Here are some entries; quote each one exactly.

[BEGIN EXTRACTED RECORDS]

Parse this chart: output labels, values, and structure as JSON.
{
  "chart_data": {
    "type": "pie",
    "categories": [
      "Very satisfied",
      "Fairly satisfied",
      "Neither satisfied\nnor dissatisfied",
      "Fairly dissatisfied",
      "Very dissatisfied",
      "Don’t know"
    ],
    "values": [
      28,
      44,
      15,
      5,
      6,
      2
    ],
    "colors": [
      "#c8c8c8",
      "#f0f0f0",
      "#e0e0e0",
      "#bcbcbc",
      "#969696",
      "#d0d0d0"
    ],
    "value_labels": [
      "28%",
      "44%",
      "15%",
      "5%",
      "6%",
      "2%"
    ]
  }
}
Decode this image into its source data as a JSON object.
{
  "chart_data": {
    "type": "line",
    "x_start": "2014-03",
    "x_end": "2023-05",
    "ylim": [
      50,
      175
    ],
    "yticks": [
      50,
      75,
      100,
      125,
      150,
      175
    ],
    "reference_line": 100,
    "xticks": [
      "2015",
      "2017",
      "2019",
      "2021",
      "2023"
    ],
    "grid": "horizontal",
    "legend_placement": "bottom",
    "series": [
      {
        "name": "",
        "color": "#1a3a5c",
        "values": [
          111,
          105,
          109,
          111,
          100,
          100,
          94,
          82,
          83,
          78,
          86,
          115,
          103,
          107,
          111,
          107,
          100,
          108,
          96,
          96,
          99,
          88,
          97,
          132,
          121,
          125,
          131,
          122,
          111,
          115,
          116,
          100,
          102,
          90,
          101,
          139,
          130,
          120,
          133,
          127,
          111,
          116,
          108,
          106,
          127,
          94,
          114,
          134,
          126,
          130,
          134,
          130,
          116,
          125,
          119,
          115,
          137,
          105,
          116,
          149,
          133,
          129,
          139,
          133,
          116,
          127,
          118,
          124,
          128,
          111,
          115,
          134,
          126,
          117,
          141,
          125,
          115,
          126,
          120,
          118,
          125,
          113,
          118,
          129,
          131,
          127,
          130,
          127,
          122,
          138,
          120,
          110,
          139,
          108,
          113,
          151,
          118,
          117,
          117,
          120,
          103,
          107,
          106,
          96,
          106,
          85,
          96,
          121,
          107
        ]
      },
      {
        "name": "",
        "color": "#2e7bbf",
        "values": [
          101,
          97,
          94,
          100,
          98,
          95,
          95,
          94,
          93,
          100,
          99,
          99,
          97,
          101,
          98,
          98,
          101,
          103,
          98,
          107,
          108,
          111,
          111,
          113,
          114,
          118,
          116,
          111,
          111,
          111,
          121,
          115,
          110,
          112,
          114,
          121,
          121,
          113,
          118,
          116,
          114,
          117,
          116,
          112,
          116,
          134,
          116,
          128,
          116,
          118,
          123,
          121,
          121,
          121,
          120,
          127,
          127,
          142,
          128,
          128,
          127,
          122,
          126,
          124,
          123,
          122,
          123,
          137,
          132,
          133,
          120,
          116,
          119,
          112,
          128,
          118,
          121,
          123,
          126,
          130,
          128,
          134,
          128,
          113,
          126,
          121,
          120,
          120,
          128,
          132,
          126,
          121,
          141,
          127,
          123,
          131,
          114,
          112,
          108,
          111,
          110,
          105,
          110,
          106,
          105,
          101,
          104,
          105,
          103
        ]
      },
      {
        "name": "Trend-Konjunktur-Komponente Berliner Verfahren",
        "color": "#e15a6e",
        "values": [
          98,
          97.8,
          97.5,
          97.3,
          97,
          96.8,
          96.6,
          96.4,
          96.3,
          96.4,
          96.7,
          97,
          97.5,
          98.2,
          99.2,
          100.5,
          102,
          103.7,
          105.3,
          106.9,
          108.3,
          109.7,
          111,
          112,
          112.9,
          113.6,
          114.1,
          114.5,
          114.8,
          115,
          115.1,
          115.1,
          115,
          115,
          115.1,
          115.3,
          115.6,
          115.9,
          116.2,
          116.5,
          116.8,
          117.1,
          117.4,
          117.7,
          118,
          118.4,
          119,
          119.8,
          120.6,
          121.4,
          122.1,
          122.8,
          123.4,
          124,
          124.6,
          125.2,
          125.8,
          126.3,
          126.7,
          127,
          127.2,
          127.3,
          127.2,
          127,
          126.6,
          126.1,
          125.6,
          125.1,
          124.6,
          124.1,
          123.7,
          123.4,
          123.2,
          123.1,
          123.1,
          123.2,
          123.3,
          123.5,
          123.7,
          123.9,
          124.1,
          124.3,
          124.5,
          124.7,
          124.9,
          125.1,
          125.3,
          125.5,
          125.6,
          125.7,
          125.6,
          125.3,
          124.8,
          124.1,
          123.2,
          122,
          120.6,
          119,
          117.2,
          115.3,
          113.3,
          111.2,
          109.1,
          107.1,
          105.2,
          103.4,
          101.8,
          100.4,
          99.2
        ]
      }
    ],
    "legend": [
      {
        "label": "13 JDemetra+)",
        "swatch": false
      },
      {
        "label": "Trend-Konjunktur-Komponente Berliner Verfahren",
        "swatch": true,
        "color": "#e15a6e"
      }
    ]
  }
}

[END EXTRACTED RECORDS]

* _THE RESULT_
Parse this chart: output labels, values, and structure as JSON.
{
  "chart_data": {
    "type": "pie",
    "categories": [
      "Very satisfied",
      "Fairly satisfied",
      "Neither satisfied\nnor dissatisfied",
      "Fairly dissatisfied",
      "Very dissatisfied",
      "Don’t know"
    ],
    "values": [
      28,
      44,
      15,
      5,
      6,
      2
    ],
    "colors": [
      "#c8c8c8",
      "#f0f0f0",
      "#e0e0e0",
      "#bcbcbc",
      "#969696",
      "#d0d0d0"
    ],
    "value_labels": [
      "28%",
      "44%",
      "15%",
      "5%",
      "6%",
      "2%"
    ]
  }
}
Decode this image into its source data as a JSON object.
{
  "chart_data": {
    "type": "line",
    "x_start": "2014-03",
    "x_end": "2023-05",
    "ylim": [
      50,
      175
    ],
    "yticks": [
      50,
      75,
      100,
      125,
      150,
      175
    ],
    "reference_line": 100,
    "xticks": [
      "2015",
      "2017",
      "2019",
      "2021",
      "2023"
    ],
    "grid": "horizontal",
    "legend_placement": "bottom",
    "series": [
      {
        "name": "",
        "color": "#1a3a5c",
        "values": [
          111,
          105,
          109,
          111,
          100,
          100,
          94,
          82,
          83,
          78,
          86,
          115,
          103,
          107,
          111,
          107,
          100,
          108,
          96,
          96,
          99,
          88,
          97,
          132,
          121,
          125,
          131,
          122,
          111,
          115,
          116,
          100,
          102,
          90,
          101,
          139,
          130,
          120,
          133,
          127,
          111,
          116,
          108,
          106,
          127,
          94,
          114,
          134,
          126,
          130,
          134,
          130,
          116,
          125,
          119,
          115,
          137,
          105,
          116,
          149,
          133,
          129,
          139,
          133,
          116,
          127,
          118,
          124,
          128,
          111,
          115,
          134,
          126,
          117,
          141,
          125,
          115,
          126,
          120,
          118,
          125,
          113,
          118,
          129,
          131,
          127,
          130,
          127,
          122,
          138,
          120,
          110,
          139,
          108,
          113,
          151,
          118,
          117,
          117,
          120,
          103,
          107,
          106,
          96,
          106,
          85,
          96,
          121,
          107
        ]
      },
      {
        "name": "",
        "color": "#2e7bbf",
        "values": [
          101,
          97,
          94,
          100,
          98,
          95,
          95,
          94,
          93,
          100,
          99,
          99,
          97,
          101,
          98,
          98,
          101,
          103,
          98,
          107,
          108,
          111,
          111,
          113,
          114,
          118,
          116,
          111,
          111,
          111,
          121,
          115,
          110,
          112,
          114,
          121,
          121,
          113,
          118,
          116,
          114,
          117,
          116,
          112,
          116,
          134,
          116,
          128,
          116,
          118,
          123,
          121,
          121,
          121,
          120,
          127,
          127,
          142,
          128,
          128,
          127,
          122,
          126,
          124,
          123,
          122,
          123,
          137,
          132,
          133,
          120,
          116,
          119,
          112,
          128,
          118,
          121,
          123,
          126,
          130,
          128,
          134,
          128,
          113,
          126,
          121,
          120,
          120,
          128,
          132,
          126,
          121,
          141,
          127,
          123,
          131,
          114,
          112,
          108,
          111,
          110,
          105,
          110,
          106,
          105,
          101,
          104,
          105,
          103
        ]
      },
      {
        "name": "Trend-Konjunktur-Komponente Berliner Verfahren",
        "color": "#e15a6e",
        "values": [
          98,
          97.8,
          97.5,
          97.3,
          97,
          96.8,
          96.6,
          96.4,
          96.3,
          96.4,
          96.7,
          97,
          97.5,
          98.2,
          99.2,
          100.5,
          102,
          103.7,
          105.3,
          106.9,
          108.3,
          109.7,
          111,
          112,
          112.9,
          113.6,
          114.1,
          114.5,
          114.8,
          115,
          115.1,
          115.1,
          115,
          115,
          115.1,
          115.3,
          115.6,
          115.9,
          116.2,
          116.5,
          116.8,
          117.1,
          117.4,
          117.7,
          118,
          118.4,
          119,
          119.8,
          120.6,
          121.4,
          122.1,
          122.8,
          123.4,
          124,
          124.6,
          125.2,
          125.8,
          126.3,
          126.7,
          127,
          127.2,
          127.3,
          127.2,
          127,
          126.6,
          126.1,
          125.6,
          125.1,
          124.6,
          124.1,
          123.7,
          123.4,
          123.2,
          123.1,
          123.1,
          123.2,
          123.3,
          123.5,
          123.7,
          123.9,
          124.1,
          124.3,
          124.5,
          124.7,
          124.9,
          125.1,
          125.3,
          125.5,
          125.6,
          125.7,
          125.6,
          125.3,
          124.8,
          124.1,
          123.2,
          122,
          120.6,
          119,
          117.2,
          115.3,
          113.3,
          111.2,
          109.1,
          107.1,
          105.2,
          103.4,
          101.8,
          100.4,
          99.2
        ]
      }
    ],
    "legend": [
      {
        "label": "13 JDemetra+)",
        "swatch": false
      },
      {
        "label": "Trend-Konjunktur-Komponente Berliner Verfahren",
        "swatch": true,
        "color": "#e15a6e"
      }
    ]
  }
}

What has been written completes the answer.